Items listed in a dataset:

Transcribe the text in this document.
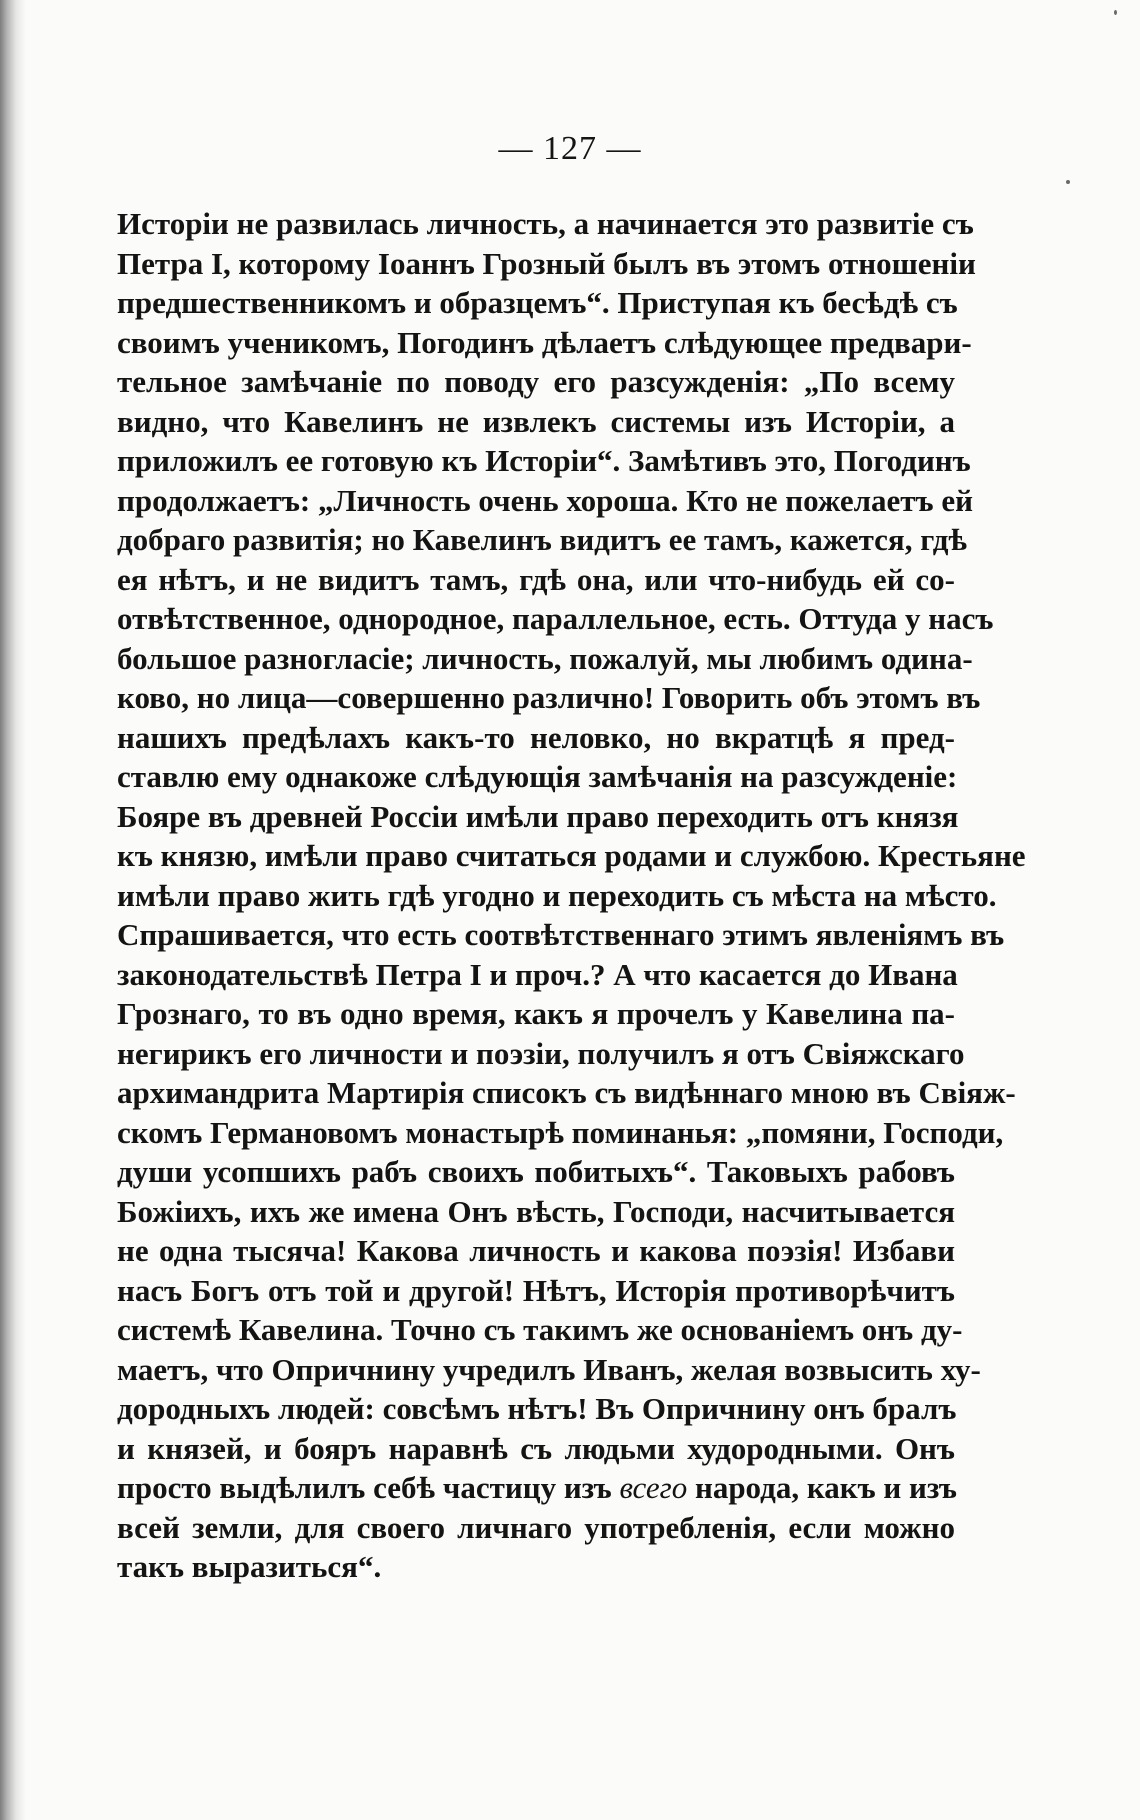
— 127 —
Исторіи не развилась личность, а начинается это развитіе съ
Петра I, которому Іоаннъ Грозный былъ въ этомъ отношеніи
предшественникомъ и образцемъ“. Приступая къ бесѣдѣ съ
своимъ ученикомъ, Погодинъ дѣлаетъ слѣдующее предвари-
тельное замѣчаніе по поводу его разсужденія: „По всему
видно, что Кавелинъ не извлекъ системы изъ Исторіи, а
приложилъ ее готовую къ Исторіи“. Замѣтивъ это, Погодинъ
продолжаетъ: „Личность очень хороша. Кто не пожелаетъ ей
добраго развитія; но Кавелинъ видитъ ее тамъ, кажется, гдѣ
ея нѣтъ, и не видитъ тамъ, гдѣ она, или что-нибудь ей со-
отвѣтственное, однородное, параллельное, есть. Оттуда у насъ
большое разногласіе; личность, пожалуй, мы любимъ одина-
ково, но лица—совершенно различно! Говорить объ этомъ въ
нашихъ предѣлахъ какъ-то неловко, но вкратцѣ я пред-
ставлю ему однакоже слѣдующія замѣчанія на разсужденіе:
Бояре въ древней Россіи имѣли право переходить отъ князя
къ князю, имѣли право считаться родами и службою. Крестьяне
имѣли право жить гдѣ угодно и переходить съ мѣста на мѣсто.
Спрашивается, что есть соотвѣтственнаго этимъ явленіямъ въ
законодательствѣ Петра I и проч.? А что касается до Ивана
Грознаго, то въ одно время, какъ я прочелъ у Кавелина па-
негирикъ его личности и поэзіи, получилъ я отъ Свіяжскаго
архимандрита Мартирія списокъ съ видѣннаго мною въ Свіяж-
скомъ Германовомъ монастырѣ поминанья: „помяни, Господи,
души усопшихъ рабъ своихъ побитыхъ“. Таковыхъ рабовъ
Божіихъ, ихъ же имена Онъ вѣсть, Господи, насчитывается
не одна тысяча! Какова личность и какова поэзія! Избави
насъ Богъ отъ той и другой! Нѣтъ, Исторія противорѣчитъ
системѣ Кавелина. Точно съ такимъ же основаніемъ онъ ду-
маетъ, что Опричнину учредилъ Иванъ, желая возвысить ху-
дородныхъ людей: совсѣмъ нѣтъ! Въ Опричнину онъ бралъ
и князей, и бояръ наравнѣ съ людьми худородными. Онъ
просто выдѣлилъ себѣ частицу изъ всего народа, какъ и изъ
всей земли, для своего личнаго употребленія, если можно
такъ выразиться“.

# What to work on:
Each entry must be retyped word for word, with every image omitted.

# Result of the task:
Transcribe the text in this document.
— 127 —
Исторіи не развилась личность, а начинается это развитіе съ
Петра I, которому Іоаннъ Грозный былъ въ этомъ отношеніи
предшественникомъ и образцемъ“. Приступая къ бесѣдѣ съ
своимъ ученикомъ, Погодинъ дѣлаетъ слѣдующее предвари-
тельное замѣчаніе по поводу его разсужденія: „По всему
видно, что Кавелинъ не извлекъ системы изъ Исторіи, а
приложилъ ее готовую къ Исторіи“. Замѣтивъ это, Погодинъ
продолжаетъ: „Личность очень хороша. Кто не пожелаетъ ей
добраго развитія; но Кавелинъ видитъ ее тамъ, кажется, гдѣ
ея нѣтъ, и не видитъ тамъ, гдѣ она, или что-нибудь ей со-
отвѣтственное, однородное, параллельное, есть. Оттуда у насъ
большое разногласіе; личность, пожалуй, мы любимъ одина-
ково, но лица—совершенно различно! Говорить объ этомъ въ
нашихъ предѣлахъ какъ-то неловко, но вкратцѣ я пред-
ставлю ему однакоже слѣдующія замѣчанія на разсужденіе:
Бояре въ древней Россіи имѣли право переходить отъ князя
къ князю, имѣли право считаться родами и службою. Крестьяне
имѣли право жить гдѣ угодно и переходить съ мѣста на мѣсто.
Спрашивается, что есть соотвѣтственнаго этимъ явленіямъ въ
законодательствѣ Петра I и проч.? А что касается до Ивана
Грознаго, то въ одно время, какъ я прочелъ у Кавелина па-
негирикъ его личности и поэзіи, получилъ я отъ Свіяжскаго
архимандрита Мартирія списокъ съ видѣннаго мною въ Свіяж-
скомъ Германовомъ монастырѣ поминанья: „помяни, Господи,
души усопшихъ рабъ своихъ побитыхъ“. Таковыхъ рабовъ
Божіихъ, ихъ же имена Онъ вѣсть, Господи, насчитывается
не одна тысяча! Какова личность и какова поэзія! Избави
насъ Богъ отъ той и другой! Нѣтъ, Исторія противорѣчитъ
системѣ Кавелина. Точно съ такимъ же основаніемъ онъ ду-
маетъ, что Опричнину учредилъ Иванъ, желая возвысить ху-
дородныхъ людей: совсѣмъ нѣтъ! Въ Опричнину онъ бралъ
и князей, и бояръ наравнѣ съ людьми худородными. Онъ
просто выдѣлилъ себѣ частицу изъ всего народа, какъ и изъ
всей земли, для своего личнаго употребленія, если можно
такъ выразиться“.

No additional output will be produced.